Start of Data provided

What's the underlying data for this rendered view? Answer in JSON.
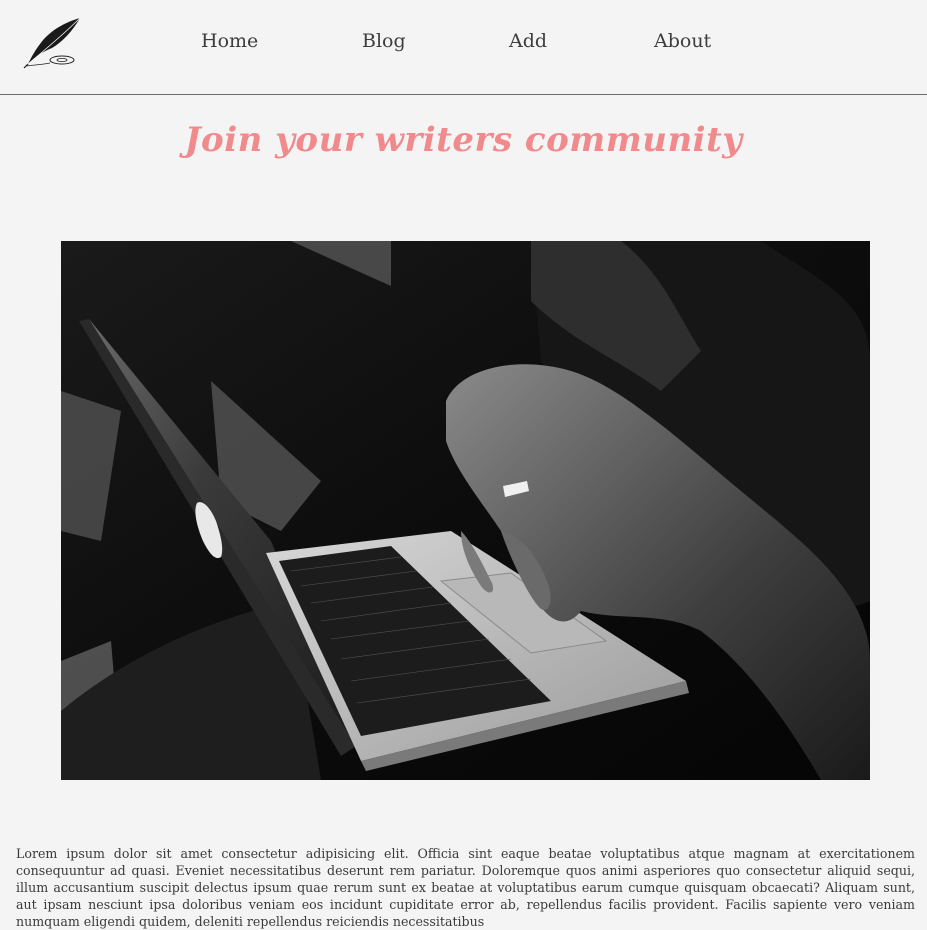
{
  "nav": {
    "logo_icon": "quill-pen-icon",
    "items": [
      {
        "label": "Home"
      },
      {
        "label": "Blog"
      },
      {
        "label": "Add"
      },
      {
        "label": "About"
      }
    ]
  },
  "hero": {
    "title": "Join your writers community",
    "image_icon": "laptop-photo"
  },
  "content": {
    "paragraph": "Lorem ipsum dolor sit amet consectetur adipisicing elit. Officia sint eaque beatae voluptatibus atque magnam at exercitationem consequuntur ad quasi. Eveniet necessitatibus deserunt rem pariatur. Doloremque quos animi asperiores quo consectetur aliquid sequi, illum accusantium suscipit delectus ipsum quae rerum sunt ex beatae at voluptatibus earum cumque quisquam obcaecati? Aliquam sunt, aut ipsam nesciunt ipsa doloribus veniam eos incidunt cupiditate error ab, repellendus facilis provident. Facilis sapiente vero veniam numquam eligendi quidem, deleniti repellendus reiciendis necessitatibus"
  },
  "colors": {
    "background": "#f4f4f4",
    "accent_title": "#f08a8c",
    "text": "#3a3a3a",
    "divider": "#6b6b6b"
  }
}
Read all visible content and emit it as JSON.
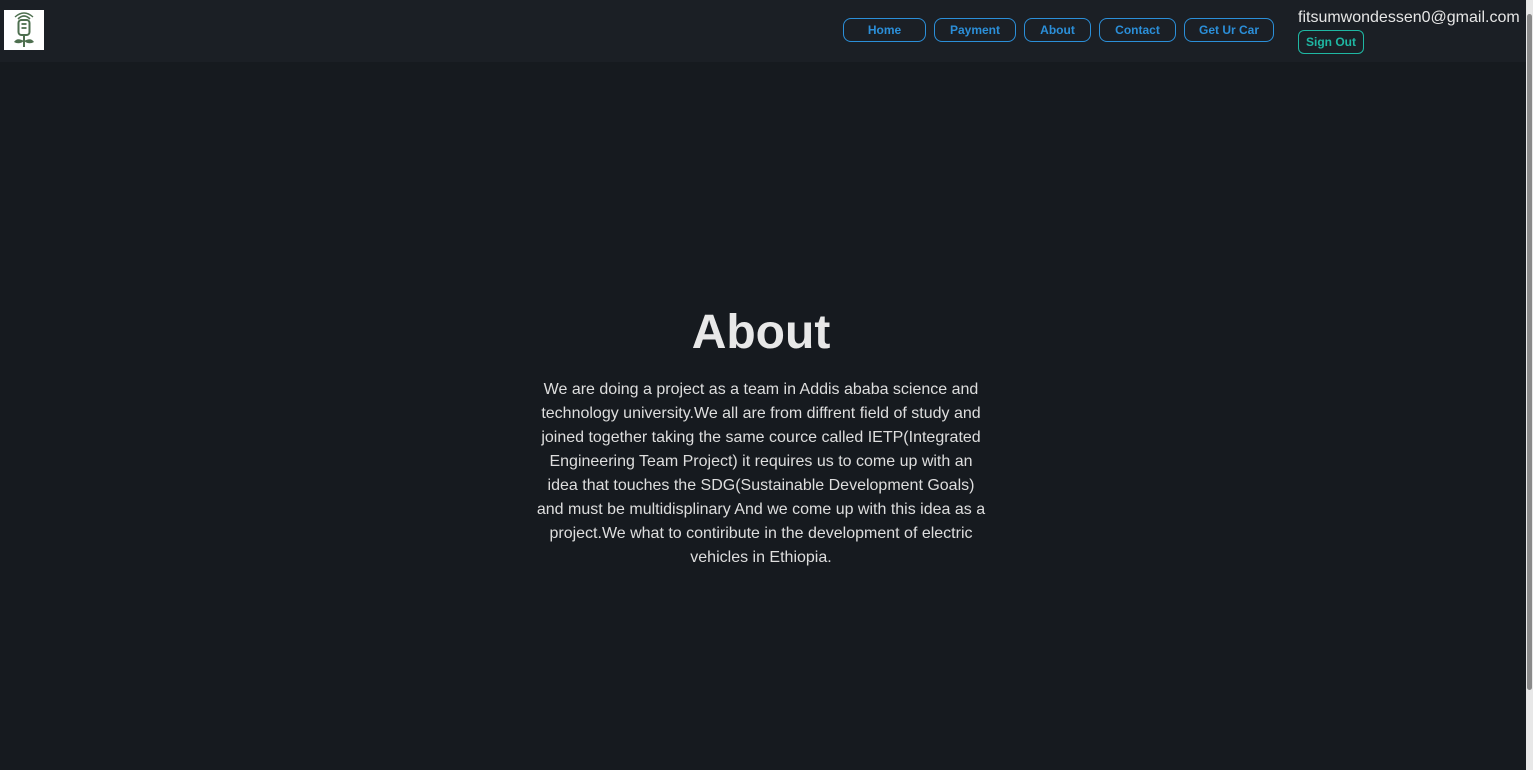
{
  "header": {
    "logo_icon": "ev-charger-plant-icon",
    "nav": [
      {
        "label": "Home"
      },
      {
        "label": "Payment"
      },
      {
        "label": "About"
      },
      {
        "label": "Contact"
      },
      {
        "label": "Get Ur Car"
      }
    ],
    "user_email": "fitsumwondessen0@gmail.com",
    "sign_out_label": "Sign Out"
  },
  "main": {
    "title": "About",
    "body": "We are doing a project as a team in Addis ababa science and technology university.We all are from diffrent field of study and joined together taking the same cource called IETP(Integrated Engineering Team Project) it requires us to come up with an idea that touches the SDG(Sustainable Development Goals) and must be multidisplinary And we come up with this idea as a project.We what to contiribute in the development of electric vehicles in Ethiopia."
  },
  "colors": {
    "background": "#161a1f",
    "header_background": "#1b1f25",
    "nav_accent": "#2b8fd9",
    "sign_out_accent": "#1fb7a3"
  }
}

End of Data provided

# Exercise details
Without the pictures, output the full listing exactly as it stands.

# Reply
What's the underlying data for this rendered view? Answer in JSON.
{
  "nav": {
    "logo_icon": "quill-pen-icon",
    "items": [
      {
        "label": "Home"
      },
      {
        "label": "Blog"
      },
      {
        "label": "Add"
      },
      {
        "label": "About"
      }
    ]
  },
  "hero": {
    "title": "Join your writers community",
    "image_icon": "laptop-photo"
  },
  "content": {
    "paragraph": "Lorem ipsum dolor sit amet consectetur adipisicing elit. Officia sint eaque beatae voluptatibus atque magnam at exercitationem consequuntur ad quasi. Eveniet necessitatibus deserunt rem pariatur. Doloremque quos animi asperiores quo consectetur aliquid sequi, illum accusantium suscipit delectus ipsum quae rerum sunt ex beatae at voluptatibus earum cumque quisquam obcaecati? Aliquam sunt, aut ipsam nesciunt ipsa doloribus veniam eos incidunt cupiditate error ab, repellendus facilis provident. Facilis sapiente vero veniam numquam eligendi quidem, deleniti repellendus reiciendis necessitatibus"
  },
  "colors": {
    "background": "#f4f4f4",
    "accent_title": "#f08a8c",
    "text": "#3a3a3a",
    "divider": "#6b6b6b"
  }
}
Read all visible content and emit it as JSON.
{
  "header": {
    "logo_icon": "ev-charger-plant-icon",
    "nav": [
      {
        "label": "Home"
      },
      {
        "label": "Payment"
      },
      {
        "label": "About"
      },
      {
        "label": "Contact"
      },
      {
        "label": "Get Ur Car"
      }
    ],
    "user_email": "fitsumwondessen0@gmail.com",
    "sign_out_label": "Sign Out"
  },
  "main": {
    "title": "About",
    "body": "We are doing a project as a team in Addis ababa science and technology university.We all are from diffrent field of study and joined together taking the same cource called IETP(Integrated Engineering Team Project) it requires us to come up with an idea that touches the SDG(Sustainable Development Goals) and must be multidisplinary And we come up with this idea as a project.We what to contiribute in the development of electric vehicles in Ethiopia."
  },
  "colors": {
    "background": "#161a1f",
    "header_background": "#1b1f25",
    "nav_accent": "#2b8fd9",
    "sign_out_accent": "#1fb7a3"
  }
}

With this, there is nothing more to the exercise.